Quelle place pour la philanthropie individuelle et familiale
dans le développement de projets sociaux et culturels en France ?

Le 30 mai 2017 est intervenu sur ce thème Jean-Paul Delevoye, ancien ministre, ancien président du Conseil Economique, Social et Environnemental (CESE), président de la commission des investitures aux élections législatives pour la République En Marche. Il a répondu aux questions des membres d’Un Esprit de Famille et des invités du fonds de dotation Entreprendre&+.
Arnaud de Ménibus, président fondateur d’Entreprendre&+ : à travers les différentes responsabilités que vous avez exercées, vous avez pu observer les tendances longues de la société française au cours des 20 dernières années. Pouvez-vous nous retracer les principales évolutions que vous avez constatées et comment vous les projetez dans l’avenir ? Que peuvent faire les citoyens engagés que nous sommes pour accompagner ces évolutions ?

Documents sources ::
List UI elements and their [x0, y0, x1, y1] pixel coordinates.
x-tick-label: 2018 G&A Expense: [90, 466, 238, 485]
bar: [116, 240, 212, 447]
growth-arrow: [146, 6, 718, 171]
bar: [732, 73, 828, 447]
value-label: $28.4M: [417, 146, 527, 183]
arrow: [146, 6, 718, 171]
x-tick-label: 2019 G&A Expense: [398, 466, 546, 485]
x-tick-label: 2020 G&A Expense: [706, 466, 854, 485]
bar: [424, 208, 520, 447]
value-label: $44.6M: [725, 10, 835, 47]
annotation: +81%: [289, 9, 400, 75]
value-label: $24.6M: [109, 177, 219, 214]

Travail à faire ::
1. D'après le texte sur la philanthropie, quel jour Jean-Paul Delevoye est-il intervenu sur ce thème ?
2. Reprenez toutes les lignes du listing ci-dessus sous forme de liste numérotée, en laissant de côté les lignes vides.

Corrigé ::
1. Le 30 mai 2017.

2.
1. List UI elements and their [x0, y0, x1, y1] pixel coordinates.
2. x-tick-label: 2018 G&A Expense: [90, 466, 238, 485]
3. bar: [116, 240, 212, 447]
4. growth-arrow: [146, 6, 718, 171]
5. bar: [732, 73, 828, 447]
6. value-label: $28.4M: [417, 146, 527, 183]
7. arrow: [146, 6, 718, 171]
8. x-tick-label: 2019 G&A Expense: [398, 466, 546, 485]
9. x-tick-label: 2020 G&A Expense: [706, 466, 854, 485]
10. bar: [424, 208, 520, 447]
11. value-label: $44.6M: [725, 10, 835, 47]
12. annotation: +81%: [289, 9, 400, 75]
13. value-label: $24.6M: [109, 177, 219, 214]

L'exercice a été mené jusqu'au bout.